● **Prompt**:
Leaving out the pictures, transcribe all of the records faithfully.

[Collection entries]
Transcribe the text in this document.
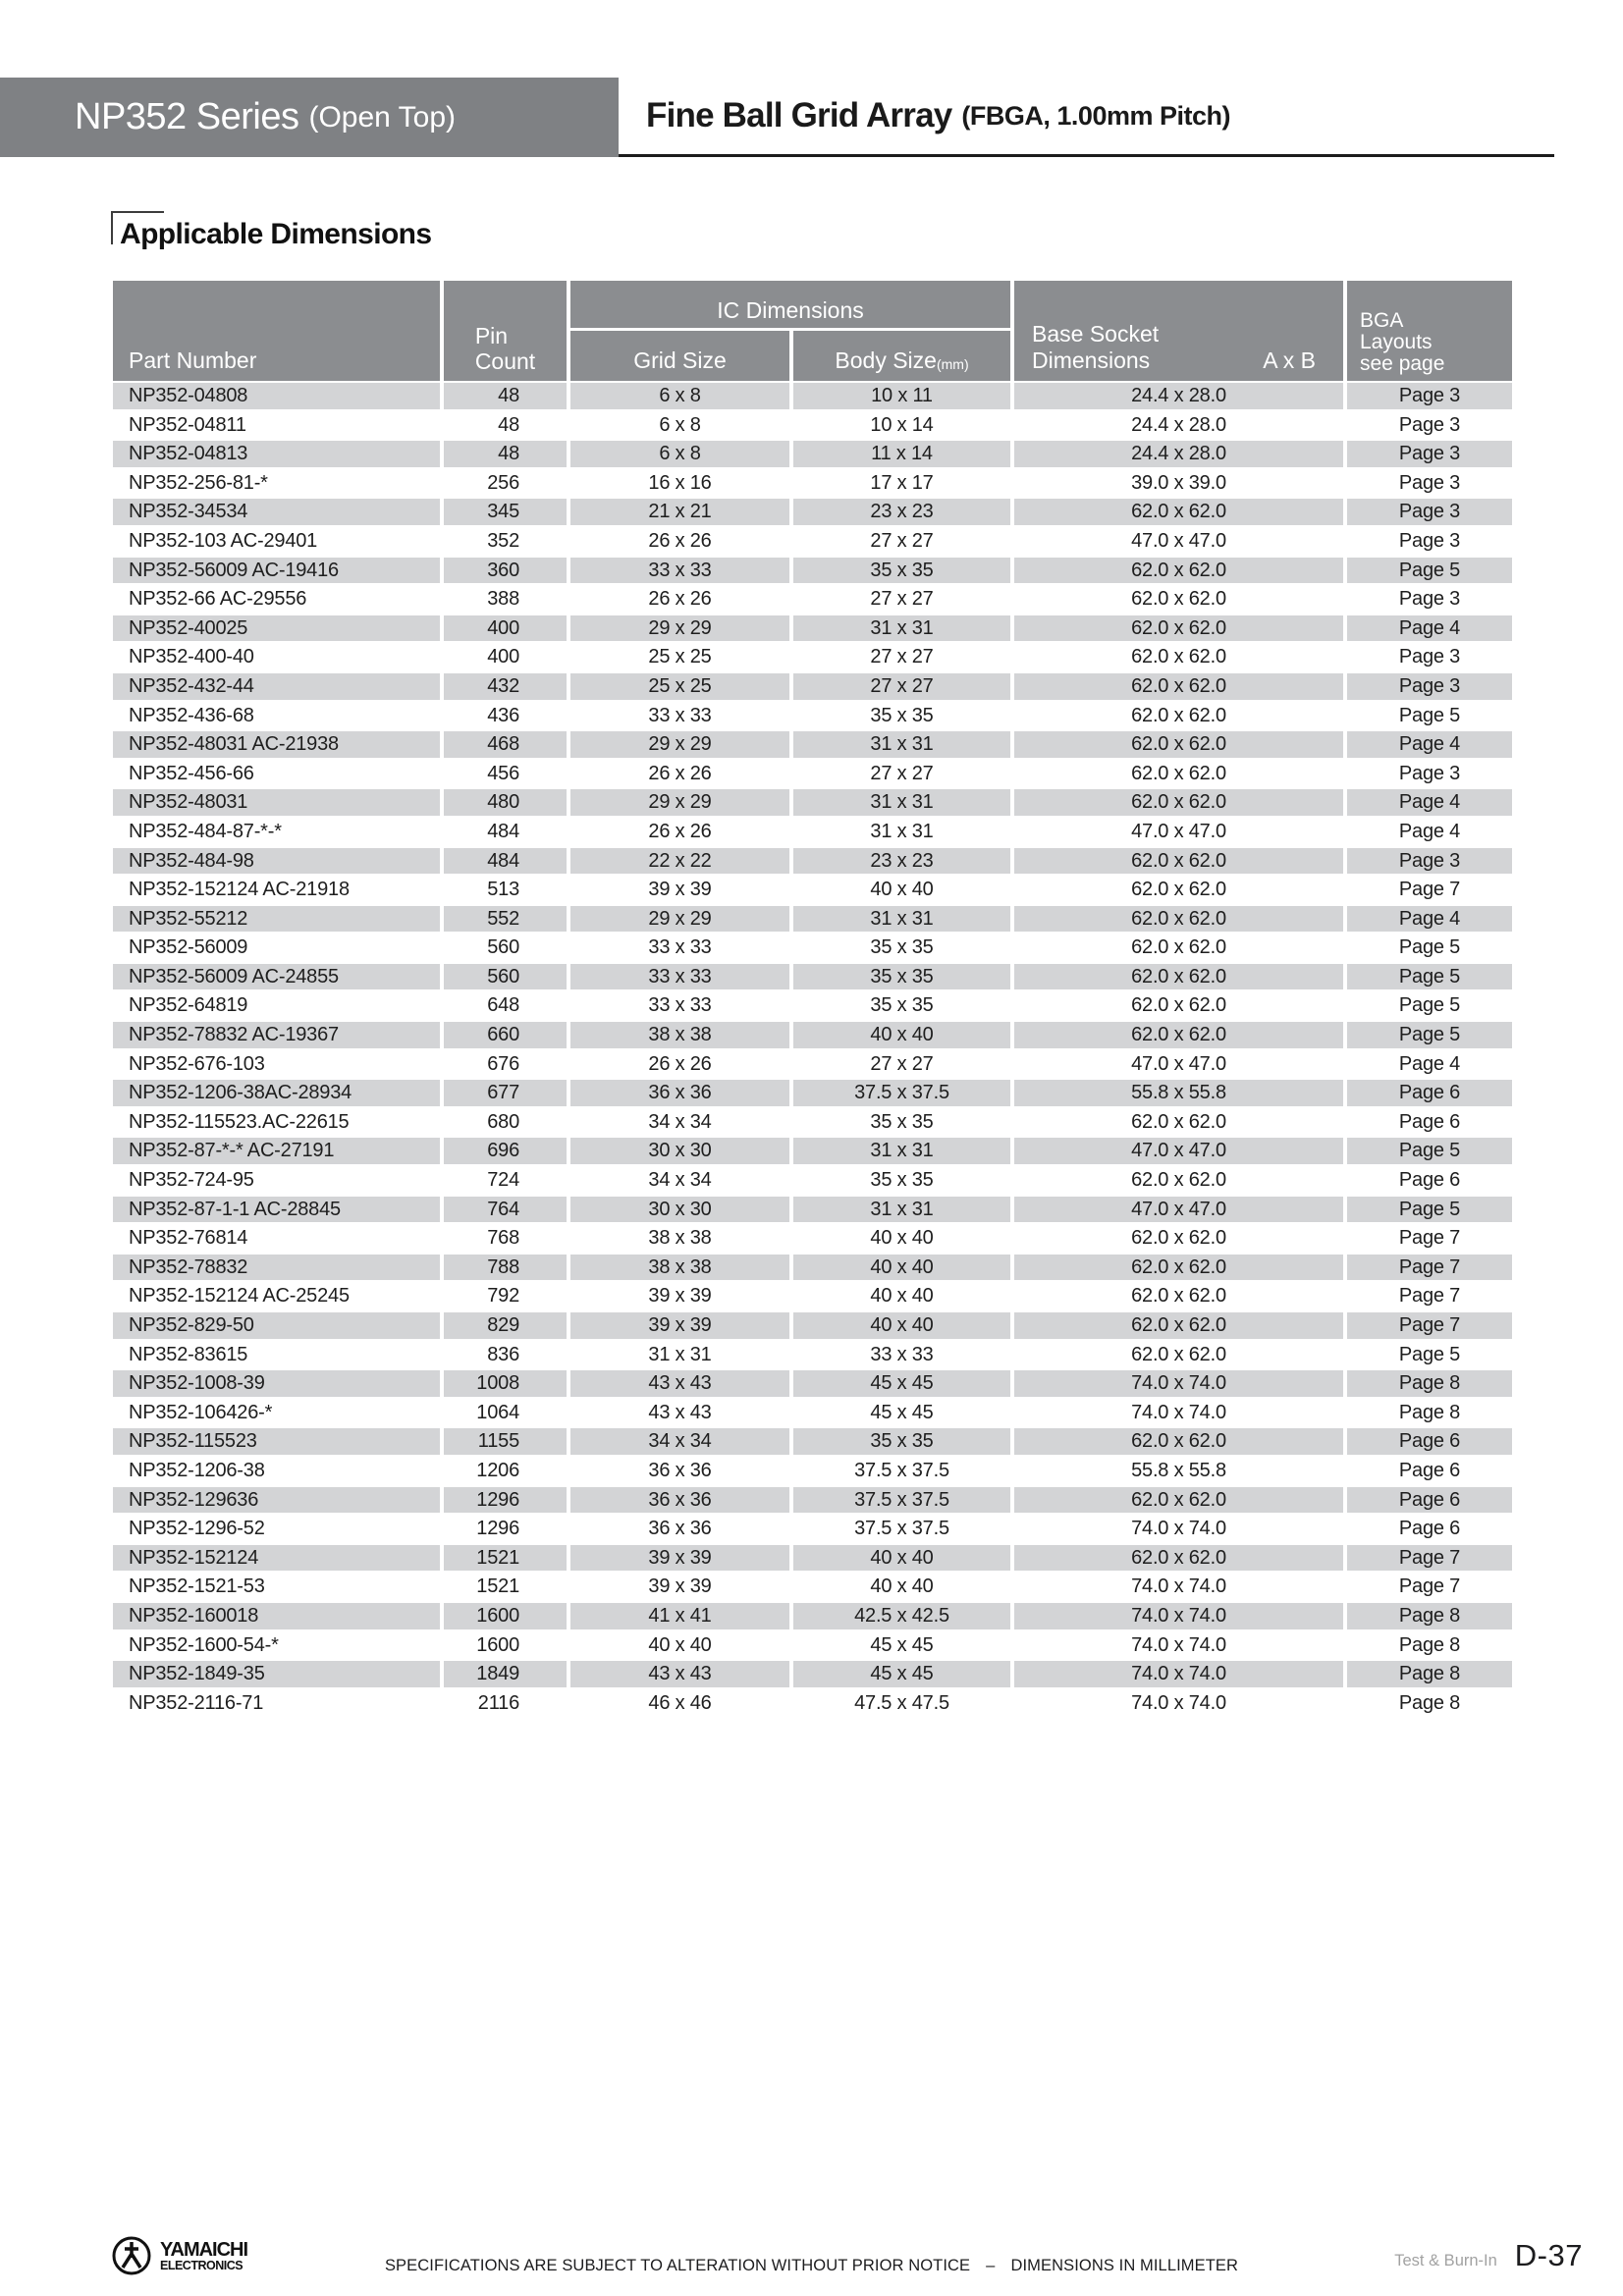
NP352 Series (Open Top)	Fine Ball Grid Array (FBGA, 1.00mm Pitch)
Applicable Dimensions
Part Number
Pin
Count
IC Dimensions
Grid Size	Body Size (mm)
Base Socket
Dimensions	A x B
BGA
Layouts
see page
NP352-04808	48	6 x 8	10 x 11	24.4 x 28.0	Page 3
NP352-04811	48	6 x 8	10 x 14	24.4 x 28.0	Page 3
NP352-04813	48	6 x 8	11 x 14	24.4 x 28.0	Page 3
NP352-256-81-*	256	16 x 16	17 x 17	39.0 x 39.0	Page 3
NP352-34534	345	21 x 21	23 x 23	62.0 x 62.0	Page 3
NP352-103 AC-29401	352	26 x 26	27 x 27	47.0 x 47.0	Page 3
NP352-56009 AC-19416	360	33 x 33	35 x 35	62.0 x 62.0	Page 5
NP352-66 AC-29556	388	26 x 26	27 x 27	62.0 x 62.0	Page 3
NP352-40025	400	29 x 29	31 x 31	62.0 x 62.0	Page 4
NP352-400-40	400	25 x 25	27 x 27	62.0 x 62.0	Page 3
NP352-432-44	432	25 x 25	27 x 27	62.0 x 62.0	Page 3
NP352-436-68	436	33 x 33	35 x 35	62.0 x 62.0	Page 5
NP352-48031 AC-21938	468	29 x 29	31 x 31	62.0 x 62.0	Page 4
NP352-456-66	456	26 x 26	27 x 27	62.0 x 62.0	Page 3
NP352-48031	480	29 x 29	31 x 31	62.0 x 62.0	Page 4
NP352-484-87-*-*	484	26 x 26	31 x 31	47.0 x 47.0	Page 4
NP352-484-98	484	22 x 22	23 x 23	62.0 x 62.0	Page 3
NP352-152124 AC-21918	513	39 x 39	40 x 40	62.0 x 62.0	Page 7
NP352-55212	552	29 x 29	31 x 31	62.0 x 62.0	Page 4
NP352-56009	560	33 x 33	35 x 35	62.0 x 62.0	Page 5
NP352-56009 AC-24855	560	33 x 33	35 x 35	62.0 x 62.0	Page 5
NP352-64819	648	33 x 33	35 x 35	62.0 x 62.0	Page 5
NP352-78832 AC-19367	660	38 x 38	40 x 40	62.0 x 62.0	Page 5
NP352-676-103	676	26 x 26	27 x 27	47.0 x 47.0	Page 4
NP352-1206-38AC-28934	677	36 x 36	37.5 x 37.5	55.8 x 55.8	Page 6
NP352-115523.AC-22615	680	34 x 34	35 x 35	62.0 x 62.0	Page 6
NP352-87-*-* AC-27191	696	30 x 30	31 x 31	47.0 x 47.0	Page 5
NP352-724-95	724	34 x 34	35 x 35	62.0 x 62.0	Page 6
NP352-87-1-1 AC-28845	764	30 x 30	31 x 31	47.0 x 47.0	Page 5
NP352-76814	768	38 x 38	40 x 40	62.0 x 62.0	Page 7
NP352-78832	788	38 x 38	40 x 40	62.0 x 62.0	Page 7
NP352-152124 AC-25245	792	39 x 39	40 x 40	62.0 x 62.0	Page 7
NP352-829-50	829	39 x 39	40 x 40	62.0 x 62.0	Page 7
NP352-83615	836	31 x 31	33 x 33	62.0 x 62.0	Page 5
NP352-1008-39	1008	43 x 43	45 x 45	74.0 x 74.0	Page 8
NP352-106426-*	1064	43 x 43	45 x 45	74.0 x 74.0	Page 8
NP352-115523	1155	34 x 34	35 x 35	62.0 x 62.0	Page 6
NP352-1206-38	1206	36 x 36	37.5 x 37.5	55.8 x 55.8	Page 6
NP352-129636	1296	36 x 36	37.5 x 37.5	62.0 x 62.0	Page 6
NP352-1296-52	1296	36 x 36	37.5 x 37.5	74.0 x 74.0	Page 6
NP352-152124	1521	39 x 39	40 x 40	62.0 x 62.0	Page 7
NP352-1521-53	1521	39 x 39	40 x 40	74.0 x 74.0	Page 7
NP352-160018	1600	41 x 41	42.5 x 42.5	74.0 x 74.0	Page 8
NP352-1600-54-*	1600	40 x 40	45 x 45	74.0 x 74.0	Page 8
NP352-1849-35	1849	43 x 43	45 x 45	74.0 x 74.0	Page 8
NP352-2116-71	2116	46 x 46	47.5 x 47.5	74.0 x 74.0	Page 8
YAMAICHI
ELECTRONICS	SPECIFICATIONS ARE SUBJECT TO ALTERATION WITHOUT PRIOR NOTICE – DIMENSIONS IN MILLIMETER	Test & Burn-In D-37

● **Task result**:
Transcribe the text in this document.
NP352 Series (Open Top)	Fine Ball Grid Array (FBGA, 1.00mm Pitch)
Applicable Dimensions
Part Number
Pin
Count
IC Dimensions
Grid Size	Body Size (mm)
Base Socket
Dimensions	A x B
BGA
Layouts
see page
NP352-04808	48	6 x 8	10 x 11	24.4 x 28.0	Page 3
NP352-04811	48	6 x 8	10 x 14	24.4 x 28.0	Page 3
NP352-04813	48	6 x 8	11 x 14	24.4 x 28.0	Page 3
NP352-256-81-*	256	16 x 16	17 x 17	39.0 x 39.0	Page 3
NP352-34534	345	21 x 21	23 x 23	62.0 x 62.0	Page 3
NP352-103 AC-29401	352	26 x 26	27 x 27	47.0 x 47.0	Page 3
NP352-56009 AC-19416	360	33 x 33	35 x 35	62.0 x 62.0	Page 5
NP352-66 AC-29556	388	26 x 26	27 x 27	62.0 x 62.0	Page 3
NP352-40025	400	29 x 29	31 x 31	62.0 x 62.0	Page 4
NP352-400-40	400	25 x 25	27 x 27	62.0 x 62.0	Page 3
NP352-432-44	432	25 x 25	27 x 27	62.0 x 62.0	Page 3
NP352-436-68	436	33 x 33	35 x 35	62.0 x 62.0	Page 5
NP352-48031 AC-21938	468	29 x 29	31 x 31	62.0 x 62.0	Page 4
NP352-456-66	456	26 x 26	27 x 27	62.0 x 62.0	Page 3
NP352-48031	480	29 x 29	31 x 31	62.0 x 62.0	Page 4
NP352-484-87-*-*	484	26 x 26	31 x 31	47.0 x 47.0	Page 4
NP352-484-98	484	22 x 22	23 x 23	62.0 x 62.0	Page 3
NP352-152124 AC-21918	513	39 x 39	40 x 40	62.0 x 62.0	Page 7
NP352-55212	552	29 x 29	31 x 31	62.0 x 62.0	Page 4
NP352-56009	560	33 x 33	35 x 35	62.0 x 62.0	Page 5
NP352-56009 AC-24855	560	33 x 33	35 x 35	62.0 x 62.0	Page 5
NP352-64819	648	33 x 33	35 x 35	62.0 x 62.0	Page 5
NP352-78832 AC-19367	660	38 x 38	40 x 40	62.0 x 62.0	Page 5
NP352-676-103	676	26 x 26	27 x 27	47.0 x 47.0	Page 4
NP352-1206-38AC-28934	677	36 x 36	37.5 x 37.5	55.8 x 55.8	Page 6
NP352-115523.AC-22615	680	34 x 34	35 x 35	62.0 x 62.0	Page 6
NP352-87-*-* AC-27191	696	30 x 30	31 x 31	47.0 x 47.0	Page 5
NP352-724-95	724	34 x 34	35 x 35	62.0 x 62.0	Page 6
NP352-87-1-1 AC-28845	764	30 x 30	31 x 31	47.0 x 47.0	Page 5
NP352-76814	768	38 x 38	40 x 40	62.0 x 62.0	Page 7
NP352-78832	788	38 x 38	40 x 40	62.0 x 62.0	Page 7
NP352-152124 AC-25245	792	39 x 39	40 x 40	62.0 x 62.0	Page 7
NP352-829-50	829	39 x 39	40 x 40	62.0 x 62.0	Page 7
NP352-83615	836	31 x 31	33 x 33	62.0 x 62.0	Page 5
NP352-1008-39	1008	43 x 43	45 x 45	74.0 x 74.0	Page 8
NP352-106426-*	1064	43 x 43	45 x 45	74.0 x 74.0	Page 8
NP352-115523	1155	34 x 34	35 x 35	62.0 x 62.0	Page 6
NP352-1206-38	1206	36 x 36	37.5 x 37.5	55.8 x 55.8	Page 6
NP352-129636	1296	36 x 36	37.5 x 37.5	62.0 x 62.0	Page 6
NP352-1296-52	1296	36 x 36	37.5 x 37.5	74.0 x 74.0	Page 6
NP352-152124	1521	39 x 39	40 x 40	62.0 x 62.0	Page 7
NP352-1521-53	1521	39 x 39	40 x 40	74.0 x 74.0	Page 7
NP352-160018	1600	41 x 41	42.5 x 42.5	74.0 x 74.0	Page 8
NP352-1600-54-*	1600	40 x 40	45 x 45	74.0 x 74.0	Page 8
NP352-1849-35	1849	43 x 43	45 x 45	74.0 x 74.0	Page 8
NP352-2116-71	2116	46 x 46	47.5 x 47.5	74.0 x 74.0	Page 8
YAMAICHI
ELECTRONICS	SPECIFICATIONS ARE SUBJECT TO ALTERATION WITHOUT PRIOR NOTICE – DIMENSIONS IN MILLIMETER	Test & Burn-In D-37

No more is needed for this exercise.